▶ **INPUT**

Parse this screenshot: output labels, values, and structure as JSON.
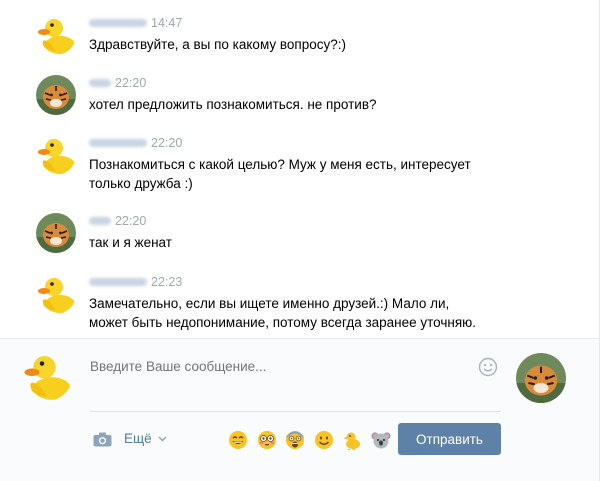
{
  "messages": [
    {
      "sender": "duck",
      "time": "14:47",
      "text": "Здравствуйте, а вы по какому вопросу?:)"
    },
    {
      "sender": "tiger",
      "time": "22:20",
      "text": "хотел предложить познакомиться. не против?"
    },
    {
      "sender": "duck",
      "time": "22:20",
      "text": "Познакомиться с какой целью? Муж у меня есть, интересует\nтолько дружба :)"
    },
    {
      "sender": "tiger",
      "time": "22:20",
      "text": "так и я женат"
    },
    {
      "sender": "duck",
      "time": "22:23",
      "text": "Замечательно, если вы ищете именно друзей.:) Мало ли,\nможет быть недопонимание, потому всегда заранее уточняю."
    }
  ],
  "composer": {
    "placeholder": "Введите Ваше сообщение...",
    "more_label": "Ещё",
    "send_label": "Отправить"
  },
  "emojis": [
    "grin-emoji",
    "flushed-emoji",
    "scream-emoji",
    "smile-emoji",
    "chick-emoji",
    "koala-emoji"
  ],
  "colors": {
    "accent": "#5e81a8",
    "link": "#4f7aa8",
    "timestamp": "#a0a7b0",
    "composer_bg": "#fafbfc"
  }
}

▶ **WORK TO COMPLETE**
Word for word, quote the lines above. Omit the pictures.

▶ **FULL RESPONSE**
Parse this screenshot: output labels, values, and structure as JSON.
{
  "messages": [
    {
      "sender": "duck",
      "time": "14:47",
      "text": "Здравствуйте, а вы по какому вопросу?:)"
    },
    {
      "sender": "tiger",
      "time": "22:20",
      "text": "хотел предложить познакомиться. не против?"
    },
    {
      "sender": "duck",
      "time": "22:20",
      "text": "Познакомиться с какой целью? Муж у меня есть, интересует\nтолько дружба :)"
    },
    {
      "sender": "tiger",
      "time": "22:20",
      "text": "так и я женат"
    },
    {
      "sender": "duck",
      "time": "22:23",
      "text": "Замечательно, если вы ищете именно друзей.:) Мало ли,\nможет быть недопонимание, потому всегда заранее уточняю."
    }
  ],
  "composer": {
    "placeholder": "Введите Ваше сообщение...",
    "more_label": "Ещё",
    "send_label": "Отправить"
  },
  "emojis": [
    "grin-emoji",
    "flushed-emoji",
    "scream-emoji",
    "smile-emoji",
    "chick-emoji",
    "koala-emoji"
  ],
  "colors": {
    "accent": "#5e81a8",
    "link": "#4f7aa8",
    "timestamp": "#a0a7b0",
    "composer_bg": "#fafbfc"
  }
}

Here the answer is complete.